> **GIVEN REQUEST**
Below are some records. How many of their lines contain the string "handle"? Give the number only.

> **EXTRACTED RECORDS**
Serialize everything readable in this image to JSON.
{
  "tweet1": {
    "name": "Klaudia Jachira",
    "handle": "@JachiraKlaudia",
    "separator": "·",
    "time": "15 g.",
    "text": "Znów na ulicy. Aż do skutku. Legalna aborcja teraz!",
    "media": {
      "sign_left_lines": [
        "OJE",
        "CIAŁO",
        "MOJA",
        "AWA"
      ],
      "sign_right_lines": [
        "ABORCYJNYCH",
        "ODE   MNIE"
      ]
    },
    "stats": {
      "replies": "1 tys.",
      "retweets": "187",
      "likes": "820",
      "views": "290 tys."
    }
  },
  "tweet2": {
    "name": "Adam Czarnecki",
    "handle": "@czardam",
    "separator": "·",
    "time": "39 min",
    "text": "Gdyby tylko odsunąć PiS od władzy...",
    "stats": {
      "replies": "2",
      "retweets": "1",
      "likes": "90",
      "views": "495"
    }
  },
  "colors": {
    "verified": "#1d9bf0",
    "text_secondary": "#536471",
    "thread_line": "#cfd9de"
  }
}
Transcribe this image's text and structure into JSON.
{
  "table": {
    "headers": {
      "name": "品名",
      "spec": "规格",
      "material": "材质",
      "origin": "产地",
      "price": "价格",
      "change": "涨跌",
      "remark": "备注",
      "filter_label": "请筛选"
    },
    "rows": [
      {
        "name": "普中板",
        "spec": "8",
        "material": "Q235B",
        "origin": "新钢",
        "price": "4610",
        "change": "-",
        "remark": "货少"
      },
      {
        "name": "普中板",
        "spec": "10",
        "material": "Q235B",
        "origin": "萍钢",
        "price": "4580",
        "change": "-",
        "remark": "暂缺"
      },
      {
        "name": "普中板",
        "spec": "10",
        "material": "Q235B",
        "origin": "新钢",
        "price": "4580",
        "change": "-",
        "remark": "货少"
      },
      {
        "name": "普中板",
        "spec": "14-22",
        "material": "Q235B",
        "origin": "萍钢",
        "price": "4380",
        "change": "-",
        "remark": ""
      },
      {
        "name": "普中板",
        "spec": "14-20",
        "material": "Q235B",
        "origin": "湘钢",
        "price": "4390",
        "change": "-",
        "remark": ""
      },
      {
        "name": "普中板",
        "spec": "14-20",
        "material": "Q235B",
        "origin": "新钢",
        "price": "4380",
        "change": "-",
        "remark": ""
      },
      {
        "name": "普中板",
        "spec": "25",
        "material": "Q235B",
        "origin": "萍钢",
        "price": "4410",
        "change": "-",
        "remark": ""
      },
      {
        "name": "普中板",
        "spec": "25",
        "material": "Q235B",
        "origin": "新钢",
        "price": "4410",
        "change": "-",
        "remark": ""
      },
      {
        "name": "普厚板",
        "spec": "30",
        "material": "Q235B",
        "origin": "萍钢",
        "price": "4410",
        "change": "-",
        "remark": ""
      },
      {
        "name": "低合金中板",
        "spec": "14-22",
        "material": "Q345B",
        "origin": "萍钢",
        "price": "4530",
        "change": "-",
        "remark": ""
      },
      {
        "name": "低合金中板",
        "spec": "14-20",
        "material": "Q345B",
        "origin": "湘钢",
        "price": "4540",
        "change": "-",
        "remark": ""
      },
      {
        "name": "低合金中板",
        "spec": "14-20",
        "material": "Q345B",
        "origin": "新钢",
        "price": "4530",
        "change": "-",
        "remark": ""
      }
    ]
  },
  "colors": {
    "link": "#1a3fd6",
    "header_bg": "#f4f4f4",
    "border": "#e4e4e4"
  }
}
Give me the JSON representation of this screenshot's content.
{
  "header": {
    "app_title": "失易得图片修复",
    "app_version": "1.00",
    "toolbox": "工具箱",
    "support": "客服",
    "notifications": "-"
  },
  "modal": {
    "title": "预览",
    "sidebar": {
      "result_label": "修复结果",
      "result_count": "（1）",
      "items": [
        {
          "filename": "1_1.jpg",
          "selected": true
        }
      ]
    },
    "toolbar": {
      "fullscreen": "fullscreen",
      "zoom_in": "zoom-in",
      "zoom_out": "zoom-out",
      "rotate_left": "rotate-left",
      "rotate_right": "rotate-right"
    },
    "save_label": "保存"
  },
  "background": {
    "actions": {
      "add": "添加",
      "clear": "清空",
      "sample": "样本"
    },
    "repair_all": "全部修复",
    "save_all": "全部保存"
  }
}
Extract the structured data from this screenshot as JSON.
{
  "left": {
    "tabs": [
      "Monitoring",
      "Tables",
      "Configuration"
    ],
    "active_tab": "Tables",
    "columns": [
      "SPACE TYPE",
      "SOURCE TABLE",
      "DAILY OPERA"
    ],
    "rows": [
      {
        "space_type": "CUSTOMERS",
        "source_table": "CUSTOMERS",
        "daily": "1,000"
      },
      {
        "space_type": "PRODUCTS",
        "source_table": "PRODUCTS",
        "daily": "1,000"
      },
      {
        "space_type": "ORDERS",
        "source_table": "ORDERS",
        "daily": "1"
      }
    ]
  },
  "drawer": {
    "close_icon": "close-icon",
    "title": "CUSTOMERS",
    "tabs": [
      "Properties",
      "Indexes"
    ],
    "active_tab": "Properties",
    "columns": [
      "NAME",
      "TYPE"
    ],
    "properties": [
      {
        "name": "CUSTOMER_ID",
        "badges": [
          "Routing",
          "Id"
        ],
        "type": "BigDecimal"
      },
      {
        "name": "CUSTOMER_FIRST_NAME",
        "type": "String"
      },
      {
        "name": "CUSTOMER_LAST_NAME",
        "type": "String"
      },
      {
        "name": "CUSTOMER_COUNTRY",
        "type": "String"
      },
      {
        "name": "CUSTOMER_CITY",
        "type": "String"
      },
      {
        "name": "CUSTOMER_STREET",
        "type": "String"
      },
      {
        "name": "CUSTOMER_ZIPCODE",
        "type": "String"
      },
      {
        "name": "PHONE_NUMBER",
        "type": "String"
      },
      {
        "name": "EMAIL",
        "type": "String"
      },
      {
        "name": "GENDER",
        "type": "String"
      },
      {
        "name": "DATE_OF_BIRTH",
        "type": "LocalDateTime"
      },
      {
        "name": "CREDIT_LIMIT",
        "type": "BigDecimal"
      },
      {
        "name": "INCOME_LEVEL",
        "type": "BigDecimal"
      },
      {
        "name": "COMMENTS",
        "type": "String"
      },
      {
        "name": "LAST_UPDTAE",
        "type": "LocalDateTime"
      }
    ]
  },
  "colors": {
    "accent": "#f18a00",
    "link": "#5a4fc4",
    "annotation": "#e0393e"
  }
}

> **COMPLETE ANSWER**
2